— Stored data entries —
########
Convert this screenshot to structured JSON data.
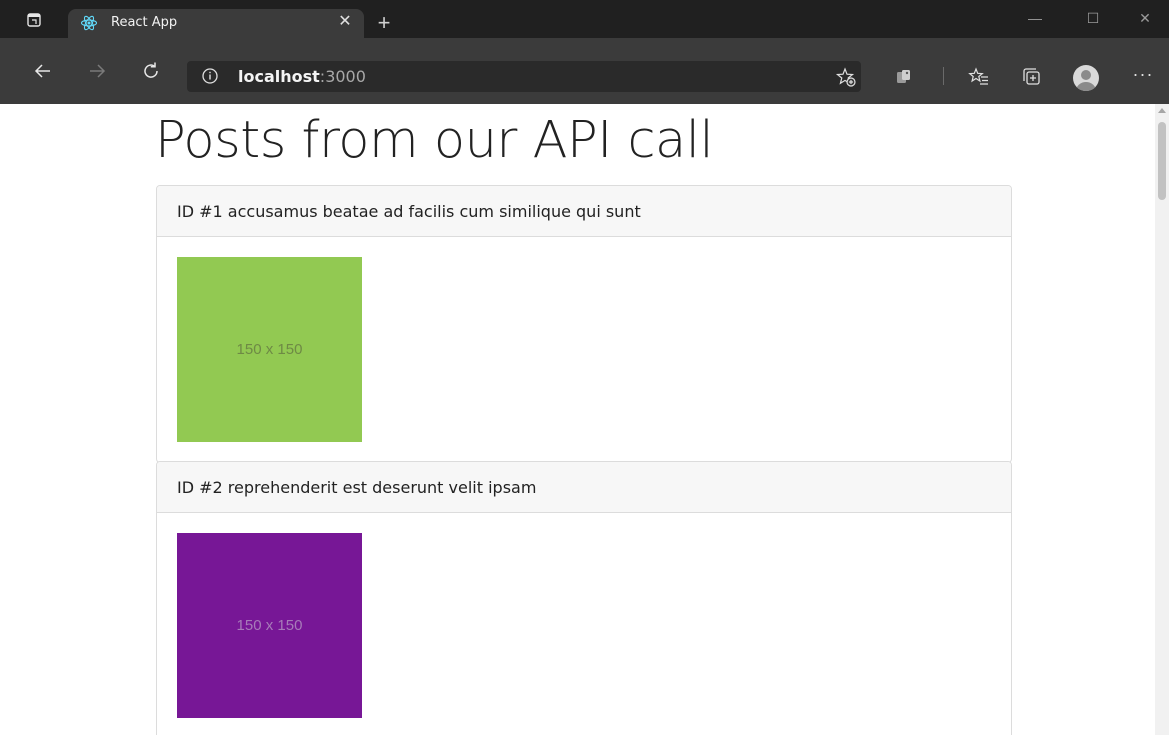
{
  "browser": {
    "tab_title": "React App",
    "address": {
      "host": "localhost",
      "port": ":3000"
    }
  },
  "page": {
    "title": "Posts from our API call",
    "posts": [
      {
        "header": "ID #1 accusamus beatae ad facilis cum similique qui sunt",
        "thumbnail": {
          "label": "150 x 150",
          "color": "#92c952",
          "text_color": "#6e8a45"
        }
      },
      {
        "header": "ID #2 reprehenderit est deserunt velit ipsam",
        "thumbnail": {
          "label": "150 x 150",
          "color": "#771796",
          "text_color": "#a77bb9"
        }
      }
    ]
  },
  "icons": {
    "tab_actions": "tab-actions-icon",
    "favicon": "react-logo-icon",
    "close": "close-icon",
    "new_tab": "plus-icon",
    "back": "arrow-left-icon",
    "forward": "arrow-right-icon",
    "refresh": "refresh-icon",
    "info": "info-icon",
    "add_favorite": "star-plus-icon",
    "extension": "extension-icon",
    "favorites": "favorites-list-icon",
    "collections": "collections-icon",
    "profile": "avatar-icon",
    "more": "more-icon"
  }
}
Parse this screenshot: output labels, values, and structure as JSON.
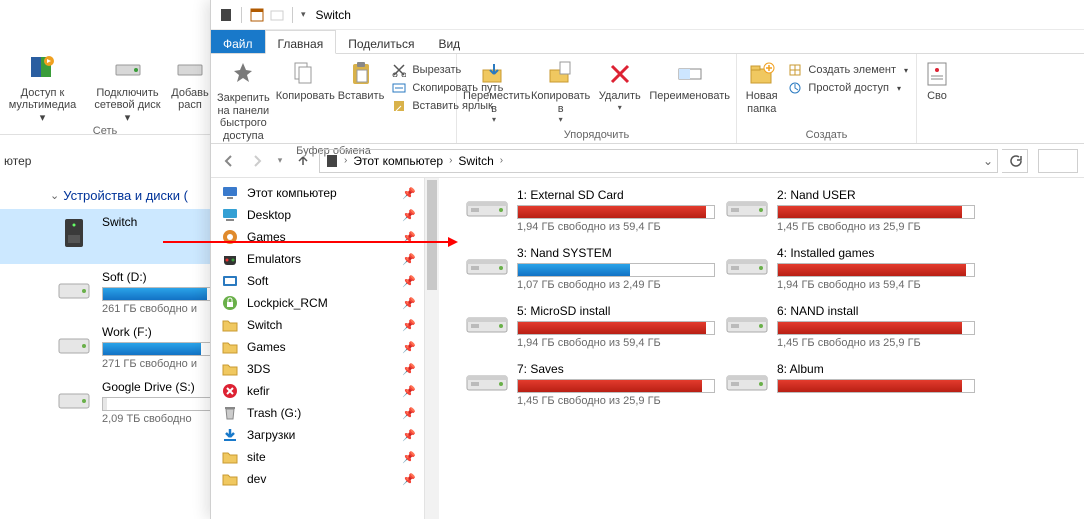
{
  "back": {
    "ribbon": {
      "media_access": "Доступ к\nмультимедиа",
      "network_drive": "Подключить\nсетевой диск",
      "add": "Добавь\nрасп",
      "footer": "Сеть"
    },
    "address_hint": "ютер",
    "section_header": "Устройства и диски (",
    "drives": [
      {
        "name": "Switch",
        "stat": "",
        "fill": 0,
        "color": "none",
        "icon": "server",
        "selected": true
      },
      {
        "name": "Soft (D:)",
        "stat": "261 ГБ свободно и",
        "fill": 55,
        "color": "blue",
        "icon": "hdd"
      },
      {
        "name": "Work (F:)",
        "stat": "271 ГБ свободно и",
        "fill": 52,
        "color": "blue",
        "icon": "hdd"
      },
      {
        "name": "Google Drive (S:)",
        "stat": "2,09 ТБ свободно",
        "fill": 2,
        "color": "gray",
        "icon": "hdd"
      }
    ]
  },
  "front": {
    "title": "Switch",
    "menu": {
      "file": "Файл",
      "home": "Главная",
      "share": "Поделиться",
      "view": "Вид"
    },
    "ribbon": {
      "pin": "Закрепить на панели\nбыстрого доступа",
      "copy": "Копировать",
      "paste": "Вставить",
      "cut": "Вырезать",
      "copy_path": "Скопировать путь",
      "paste_shortcut": "Вставить ярлык",
      "group_clipboard": "Буфер обмена",
      "move_to": "Переместить\nв",
      "copy_to": "Копировать\nв",
      "delete": "Удалить",
      "rename": "Переименовать",
      "group_organize": "Упорядочить",
      "new_folder": "Новая\nпапка",
      "new_item": "Создать элемент",
      "easy_access": "Простой доступ",
      "group_new": "Создать",
      "properties": "Сво"
    },
    "breadcrumbs_pc": "Этот компьютер",
    "breadcrumbs_switch": "Switch",
    "nav": [
      {
        "label": "Этот компьютер",
        "icon": "pc",
        "pin": true
      },
      {
        "label": "Desktop",
        "icon": "desktop",
        "pin": true
      },
      {
        "label": "Games",
        "icon": "games",
        "pin": true
      },
      {
        "label": "Emulators",
        "icon": "emulators",
        "pin": true
      },
      {
        "label": "Soft",
        "icon": "soft",
        "pin": true
      },
      {
        "label": "Lockpick_RCM",
        "icon": "lock",
        "pin": true
      },
      {
        "label": "Switch",
        "icon": "folder",
        "pin": true
      },
      {
        "label": "Games",
        "icon": "folder",
        "pin": true
      },
      {
        "label": "3DS",
        "icon": "folder",
        "pin": true
      },
      {
        "label": "kefir",
        "icon": "kefir",
        "pin": true
      },
      {
        "label": "Trash (G:)",
        "icon": "trash",
        "pin": true
      },
      {
        "label": "Загрузки",
        "icon": "downloads",
        "pin": true
      },
      {
        "label": "site",
        "icon": "folder",
        "pin": true
      },
      {
        "label": "dev",
        "icon": "folder",
        "pin": true
      }
    ],
    "drives": [
      {
        "name": "1: External SD Card",
        "stat": "1,94 ГБ свободно из 59,4 ГБ",
        "fill": 96,
        "color": "red"
      },
      {
        "name": "2: Nand USER",
        "stat": "1,45 ГБ свободно из 25,9 ГБ",
        "fill": 94,
        "color": "red"
      },
      {
        "name": "3: Nand SYSTEM",
        "stat": "1,07 ГБ свободно из 2,49 ГБ",
        "fill": 57,
        "color": "blue"
      },
      {
        "name": "4: Installed games",
        "stat": "1,94 ГБ свободно из 59,4 ГБ",
        "fill": 96,
        "color": "red"
      },
      {
        "name": "5: MicroSD install",
        "stat": "1,94 ГБ свободно из 59,4 ГБ",
        "fill": 96,
        "color": "red"
      },
      {
        "name": "6: NAND install",
        "stat": "1,45 ГБ свободно из 25,9 ГБ",
        "fill": 94,
        "color": "red"
      },
      {
        "name": "7: Saves",
        "stat": "1,45 ГБ свободно из 25,9 ГБ",
        "fill": 94,
        "color": "red"
      },
      {
        "name": "8: Album",
        "stat": "",
        "fill": 94,
        "color": "red"
      }
    ]
  }
}
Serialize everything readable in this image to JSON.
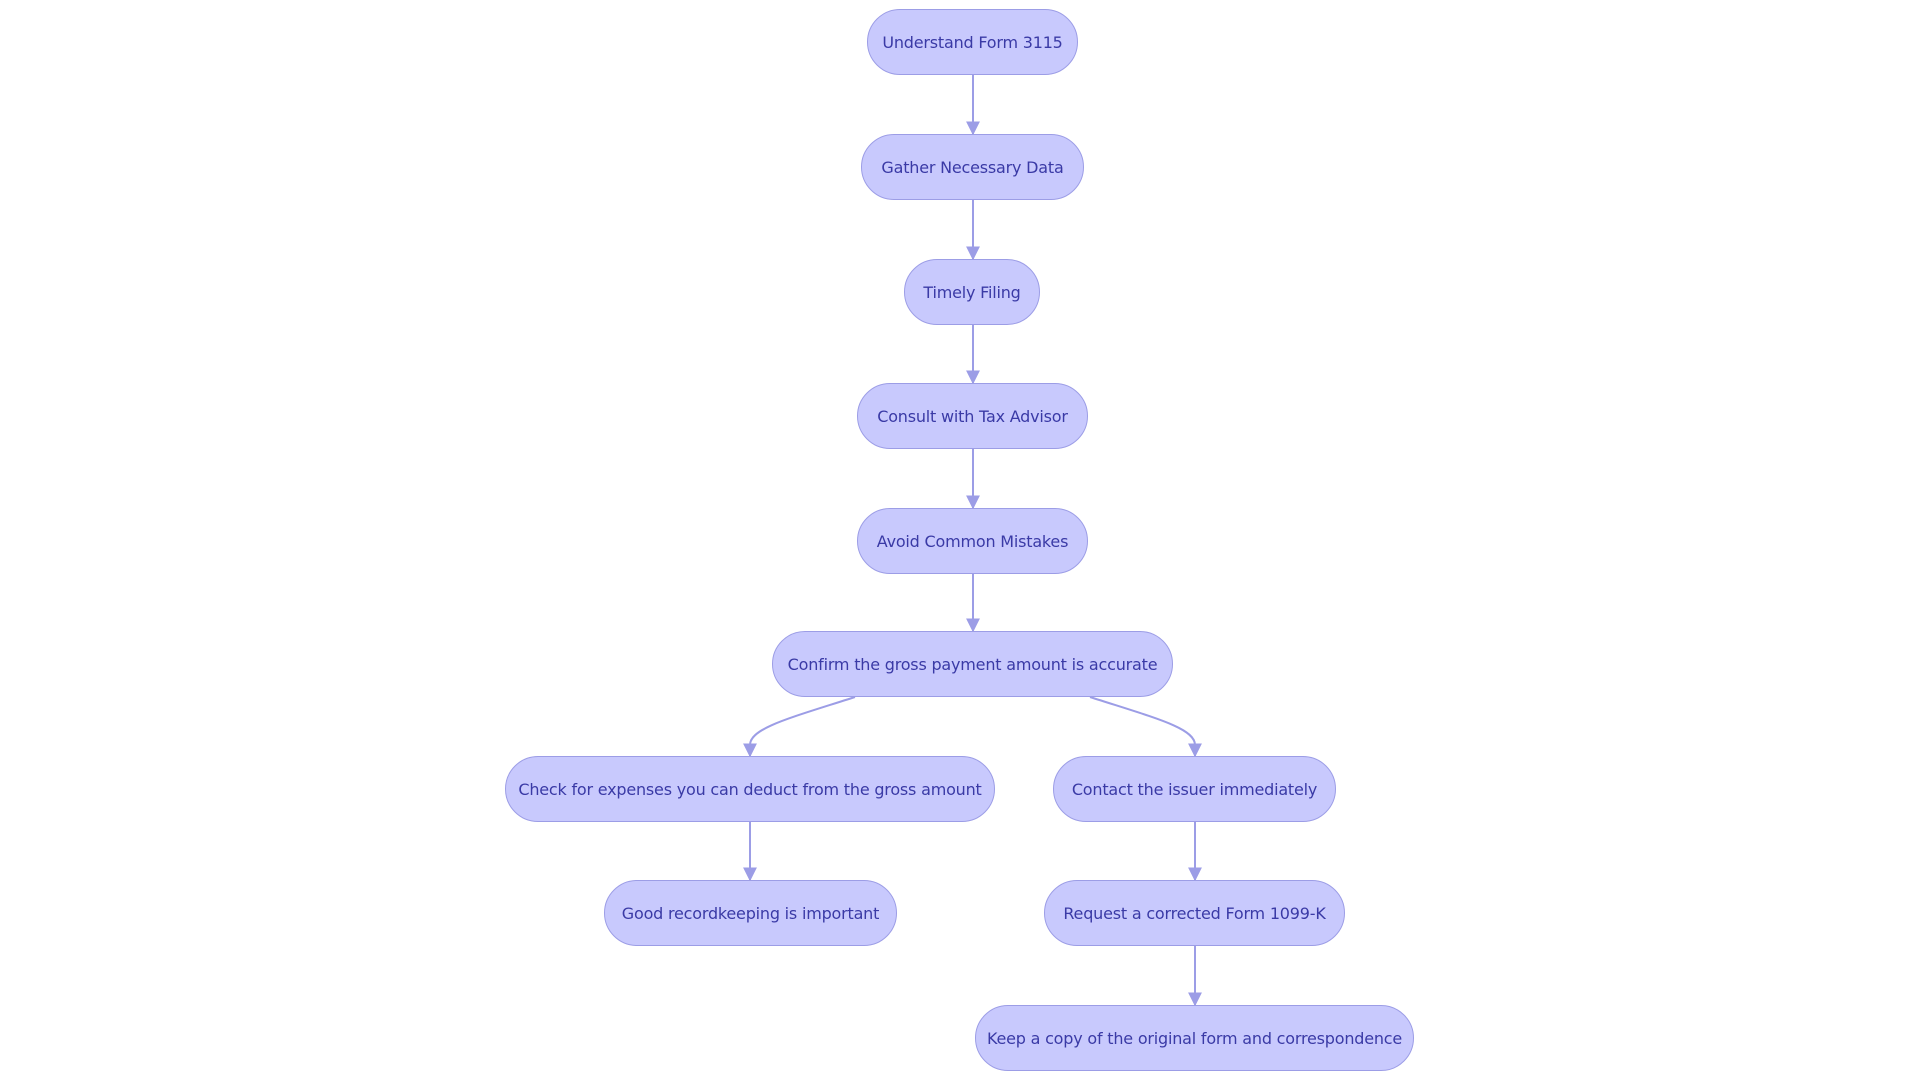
{
  "diagram": {
    "type": "flowchart",
    "colors": {
      "node_fill": "#c8c9fd",
      "node_stroke": "#9c9de6",
      "edge": "#9c9de6",
      "text": "#3a3aa6"
    },
    "nodes": [
      {
        "id": "n1",
        "label": "Understand Form 3115"
      },
      {
        "id": "n2",
        "label": "Gather Necessary Data"
      },
      {
        "id": "n3",
        "label": "Timely Filing"
      },
      {
        "id": "n4",
        "label": "Consult with Tax Advisor"
      },
      {
        "id": "n5",
        "label": "Avoid Common Mistakes"
      },
      {
        "id": "n6",
        "label": "Confirm the gross payment amount is accurate"
      },
      {
        "id": "n7",
        "label": "Check for expenses you can deduct from the gross amount"
      },
      {
        "id": "n8",
        "label": "Good recordkeeping is important"
      },
      {
        "id": "n9",
        "label": "Contact the issuer immediately"
      },
      {
        "id": "n10",
        "label": "Request a corrected Form 1099-K"
      },
      {
        "id": "n11",
        "label": "Keep a copy of the original form and correspondence"
      }
    ],
    "edges": [
      {
        "from": "n1",
        "to": "n2"
      },
      {
        "from": "n2",
        "to": "n3"
      },
      {
        "from": "n3",
        "to": "n4"
      },
      {
        "from": "n4",
        "to": "n5"
      },
      {
        "from": "n5",
        "to": "n6"
      },
      {
        "from": "n6",
        "to": "n7"
      },
      {
        "from": "n7",
        "to": "n8"
      },
      {
        "from": "n6",
        "to": "n9"
      },
      {
        "from": "n9",
        "to": "n10"
      },
      {
        "from": "n10",
        "to": "n11"
      }
    ]
  }
}
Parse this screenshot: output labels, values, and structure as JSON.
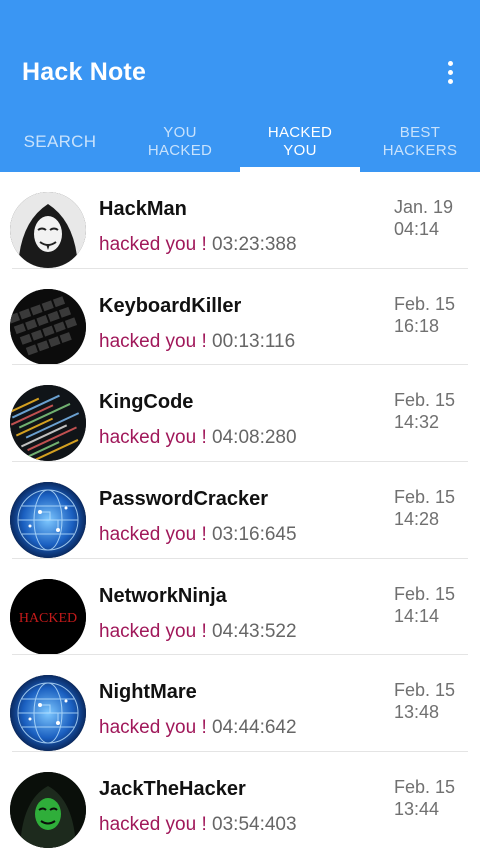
{
  "app": {
    "title": "Hack Note"
  },
  "tabs": [
    {
      "line1": "SEARCH",
      "line2": ""
    },
    {
      "line1": "YOU",
      "line2": "HACKED"
    },
    {
      "line1": "HACKED",
      "line2": "YOU"
    },
    {
      "line1": "BEST",
      "line2": "HACKERS"
    }
  ],
  "active_tab": 2,
  "colors": {
    "appbar": "#3a96f3",
    "hacked_label": "#a0185a"
  },
  "entries": [
    {
      "name": "HackMan",
      "label": "hacked you !",
      "time": "03:23:388",
      "date": "Jan. 19",
      "clock": "04:14",
      "avatar": "anonymous-hood-avatar"
    },
    {
      "name": "KeyboardKiller",
      "label": "hacked you !",
      "time": "00:13:116",
      "date": "Feb. 15",
      "clock": "16:18",
      "avatar": "keyboard-avatar"
    },
    {
      "name": "KingCode",
      "label": "hacked you !",
      "time": "04:08:280",
      "date": "Feb. 15",
      "clock": "14:32",
      "avatar": "code-screen-avatar"
    },
    {
      "name": "PasswordCracker",
      "label": "hacked you !",
      "time": "03:16:645",
      "date": "Feb. 15",
      "clock": "14:28",
      "avatar": "blue-globe-avatar"
    },
    {
      "name": "NetworkNinja",
      "label": "hacked you !",
      "time": "04:43:522",
      "date": "Feb. 15",
      "clock": "14:14",
      "avatar": "hacked-text-avatar",
      "avatar_text": "HACKED"
    },
    {
      "name": "NightMare",
      "label": "hacked you !",
      "time": "04:44:642",
      "date": "Feb. 15",
      "clock": "13:48",
      "avatar": "blue-globe-avatar"
    },
    {
      "name": "JackTheHacker",
      "label": "hacked you !",
      "time": "03:54:403",
      "date": "Feb. 15",
      "clock": "13:44",
      "avatar": "green-mask-avatar"
    }
  ]
}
########
Report every line in the data above in which the word "this" appears.

— The solution —
Convert this screenshot to structured JSON data.
Parse this screenshot: output labels, values, and structure as JSON.
Serialize everything readable in this image to JSON.
Parse this screenshot: output labels, values, and structure as JSON.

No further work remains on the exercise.